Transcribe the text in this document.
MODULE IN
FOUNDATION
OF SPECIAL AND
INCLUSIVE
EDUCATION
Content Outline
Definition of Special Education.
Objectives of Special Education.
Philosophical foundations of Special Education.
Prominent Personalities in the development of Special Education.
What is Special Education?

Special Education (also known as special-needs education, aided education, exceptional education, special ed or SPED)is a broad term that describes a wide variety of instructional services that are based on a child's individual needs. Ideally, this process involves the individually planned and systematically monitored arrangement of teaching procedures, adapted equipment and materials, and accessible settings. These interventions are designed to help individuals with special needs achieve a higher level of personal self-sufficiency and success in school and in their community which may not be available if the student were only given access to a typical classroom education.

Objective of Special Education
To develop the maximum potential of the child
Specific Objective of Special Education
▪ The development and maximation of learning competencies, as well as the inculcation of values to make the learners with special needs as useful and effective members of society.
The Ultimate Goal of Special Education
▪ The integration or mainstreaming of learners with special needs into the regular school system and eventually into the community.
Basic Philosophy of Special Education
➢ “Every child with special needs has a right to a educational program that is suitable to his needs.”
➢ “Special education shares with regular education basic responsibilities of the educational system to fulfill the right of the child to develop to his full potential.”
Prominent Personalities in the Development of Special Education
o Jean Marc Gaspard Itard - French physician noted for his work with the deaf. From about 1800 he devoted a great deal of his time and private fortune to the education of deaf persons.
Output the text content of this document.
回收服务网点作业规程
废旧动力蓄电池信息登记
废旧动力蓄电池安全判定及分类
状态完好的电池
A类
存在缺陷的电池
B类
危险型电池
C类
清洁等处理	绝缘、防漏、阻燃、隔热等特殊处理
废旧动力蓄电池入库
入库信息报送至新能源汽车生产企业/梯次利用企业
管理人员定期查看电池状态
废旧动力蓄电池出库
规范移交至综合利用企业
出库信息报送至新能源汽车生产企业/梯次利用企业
┄┄┄┄┄┄┄┄┄┄
* _STATED PROBLEM_: Scan the listing above and identify each line holding the string "with"; copy every such line.

* _ANSWER FOR THE TASK_:
Special Education (also known as special-needs education, aided education, exceptional education, special ed or SPED)is a broad term that describes a wide variety of instructional services that are based on a child's individual needs. Ideally, this process involves the individually planned and systematically monitored arrangement of teaching procedures, adapted equipment and materials, and accessible settings. These interventions are designed to help individuals with special needs achieve a higher level of personal self-sufficiency and success in school and in their community which may not be available if the student were only given access to a typical classroom education.
▪ The development and maximation of learning competencies, as well as the inculcation of values to make the learners with special needs as useful and effective members of society.
▪ The integration or mainstreaming of learners with special needs into the regular school system and eventually into the community.
➢ “Every child with special needs has a right to a educational program that is suitable to his needs.”
➢ “Special education shares with regular education basic responsibilities of the educational system to fulfill the right of the child to develop to his full potential.”
o Jean Marc Gaspard Itard - French physician noted for his work with the deaf. From about 1800 he devoted a great deal of his time and private fortune to the education of deaf persons.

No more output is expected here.